## Begin Records for this task

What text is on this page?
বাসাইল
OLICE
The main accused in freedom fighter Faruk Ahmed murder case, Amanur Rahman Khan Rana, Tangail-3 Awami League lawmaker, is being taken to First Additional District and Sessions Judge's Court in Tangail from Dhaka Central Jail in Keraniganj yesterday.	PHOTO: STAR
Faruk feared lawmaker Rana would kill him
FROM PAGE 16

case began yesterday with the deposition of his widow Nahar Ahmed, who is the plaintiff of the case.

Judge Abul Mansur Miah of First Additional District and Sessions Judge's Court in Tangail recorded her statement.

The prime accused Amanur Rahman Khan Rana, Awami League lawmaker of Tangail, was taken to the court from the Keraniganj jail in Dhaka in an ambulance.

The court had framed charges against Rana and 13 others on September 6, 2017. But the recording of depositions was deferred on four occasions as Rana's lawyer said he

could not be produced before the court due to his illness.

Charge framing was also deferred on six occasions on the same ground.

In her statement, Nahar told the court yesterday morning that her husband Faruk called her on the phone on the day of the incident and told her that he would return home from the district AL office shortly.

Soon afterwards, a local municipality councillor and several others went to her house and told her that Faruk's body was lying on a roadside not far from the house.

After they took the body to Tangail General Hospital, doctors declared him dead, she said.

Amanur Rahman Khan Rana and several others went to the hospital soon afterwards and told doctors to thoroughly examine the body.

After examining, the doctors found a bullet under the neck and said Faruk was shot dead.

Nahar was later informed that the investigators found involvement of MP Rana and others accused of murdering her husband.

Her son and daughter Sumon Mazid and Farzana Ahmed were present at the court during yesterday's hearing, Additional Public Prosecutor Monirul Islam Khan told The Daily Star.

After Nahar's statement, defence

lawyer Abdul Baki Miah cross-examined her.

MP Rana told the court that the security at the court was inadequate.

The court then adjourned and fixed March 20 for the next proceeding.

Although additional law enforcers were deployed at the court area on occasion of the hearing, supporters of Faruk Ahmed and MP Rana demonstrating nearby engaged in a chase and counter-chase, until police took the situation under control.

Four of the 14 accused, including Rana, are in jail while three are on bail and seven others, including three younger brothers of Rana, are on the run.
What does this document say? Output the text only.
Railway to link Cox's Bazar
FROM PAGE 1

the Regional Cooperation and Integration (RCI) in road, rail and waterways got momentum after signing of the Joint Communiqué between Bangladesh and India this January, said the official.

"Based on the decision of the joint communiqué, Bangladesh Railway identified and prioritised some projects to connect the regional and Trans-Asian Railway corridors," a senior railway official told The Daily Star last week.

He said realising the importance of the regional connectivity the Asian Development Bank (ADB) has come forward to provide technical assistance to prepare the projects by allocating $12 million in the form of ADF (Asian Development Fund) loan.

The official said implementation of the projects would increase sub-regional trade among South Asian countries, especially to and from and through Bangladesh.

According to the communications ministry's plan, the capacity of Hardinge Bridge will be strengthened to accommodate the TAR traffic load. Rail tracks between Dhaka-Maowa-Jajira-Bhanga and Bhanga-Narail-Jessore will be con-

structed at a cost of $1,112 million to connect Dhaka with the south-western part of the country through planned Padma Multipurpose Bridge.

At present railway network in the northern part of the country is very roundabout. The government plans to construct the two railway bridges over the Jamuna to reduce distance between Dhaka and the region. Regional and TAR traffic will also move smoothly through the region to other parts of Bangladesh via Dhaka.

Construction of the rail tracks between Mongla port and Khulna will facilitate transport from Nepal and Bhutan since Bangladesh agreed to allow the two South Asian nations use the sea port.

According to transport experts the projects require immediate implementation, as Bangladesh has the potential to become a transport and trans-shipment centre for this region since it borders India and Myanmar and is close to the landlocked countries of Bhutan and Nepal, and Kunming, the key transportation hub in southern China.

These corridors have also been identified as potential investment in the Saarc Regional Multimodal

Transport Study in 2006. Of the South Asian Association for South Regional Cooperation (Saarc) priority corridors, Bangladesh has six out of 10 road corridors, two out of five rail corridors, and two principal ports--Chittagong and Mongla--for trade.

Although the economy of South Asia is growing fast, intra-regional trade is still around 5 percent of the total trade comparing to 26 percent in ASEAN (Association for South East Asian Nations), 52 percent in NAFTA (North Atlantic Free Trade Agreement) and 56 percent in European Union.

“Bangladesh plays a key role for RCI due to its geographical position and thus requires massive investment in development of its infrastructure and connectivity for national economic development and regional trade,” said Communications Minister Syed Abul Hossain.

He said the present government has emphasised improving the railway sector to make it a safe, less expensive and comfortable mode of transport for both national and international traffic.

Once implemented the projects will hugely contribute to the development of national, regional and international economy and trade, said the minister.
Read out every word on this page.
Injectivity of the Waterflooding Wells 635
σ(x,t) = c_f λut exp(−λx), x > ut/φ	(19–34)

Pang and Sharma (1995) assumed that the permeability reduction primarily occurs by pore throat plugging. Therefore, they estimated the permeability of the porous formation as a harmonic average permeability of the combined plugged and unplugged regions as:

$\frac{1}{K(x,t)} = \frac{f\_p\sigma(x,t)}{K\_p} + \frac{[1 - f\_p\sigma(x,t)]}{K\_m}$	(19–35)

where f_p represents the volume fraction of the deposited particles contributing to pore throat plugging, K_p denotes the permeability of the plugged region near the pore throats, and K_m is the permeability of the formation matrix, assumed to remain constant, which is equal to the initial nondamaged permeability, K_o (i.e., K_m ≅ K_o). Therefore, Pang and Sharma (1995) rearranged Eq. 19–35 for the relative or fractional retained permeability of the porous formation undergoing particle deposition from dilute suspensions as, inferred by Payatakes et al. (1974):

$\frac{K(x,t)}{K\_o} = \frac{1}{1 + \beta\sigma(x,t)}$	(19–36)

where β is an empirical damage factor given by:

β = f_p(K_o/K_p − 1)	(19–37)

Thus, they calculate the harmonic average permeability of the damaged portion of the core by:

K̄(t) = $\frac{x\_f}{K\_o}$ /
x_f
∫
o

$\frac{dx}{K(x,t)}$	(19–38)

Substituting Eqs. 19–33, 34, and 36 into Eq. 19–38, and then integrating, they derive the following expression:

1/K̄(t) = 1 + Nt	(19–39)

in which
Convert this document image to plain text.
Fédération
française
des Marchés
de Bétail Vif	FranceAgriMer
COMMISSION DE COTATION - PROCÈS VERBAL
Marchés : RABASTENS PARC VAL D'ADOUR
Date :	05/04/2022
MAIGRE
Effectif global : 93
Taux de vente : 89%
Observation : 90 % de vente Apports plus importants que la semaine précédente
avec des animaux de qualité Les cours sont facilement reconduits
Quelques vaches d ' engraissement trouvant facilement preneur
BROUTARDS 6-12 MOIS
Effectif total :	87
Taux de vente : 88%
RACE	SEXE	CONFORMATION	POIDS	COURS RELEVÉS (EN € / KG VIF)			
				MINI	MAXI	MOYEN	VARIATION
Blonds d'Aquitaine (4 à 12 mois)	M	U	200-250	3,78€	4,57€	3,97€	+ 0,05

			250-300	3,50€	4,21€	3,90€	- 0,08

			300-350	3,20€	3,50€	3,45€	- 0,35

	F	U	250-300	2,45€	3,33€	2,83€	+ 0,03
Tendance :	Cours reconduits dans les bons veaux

## End Records for this task

**Given request**.
Find the lines containing "others" and pull them out.

**Result of this task**.
The court had framed charges against Rana and 13 others on September 6, 2017. But the recording of depositions was deferred on four occasions as Rana's lawyer said he
Soon afterwards, a local municipality councillor and several others went to her house and told her that Faruk's body was lying on a roadside not far from the house.
Amanur Rahman Khan Rana and several others went to the hospital soon afterwards and told doctors to thoroughly examine the body.
Nahar was later informed that the investigators found involvement of MP Rana and others accused of murdering her husband.
Four of the 14 accused, including Rana, are in jail while three are on bail and seven others, including three younger brothers of Rana, are on the run.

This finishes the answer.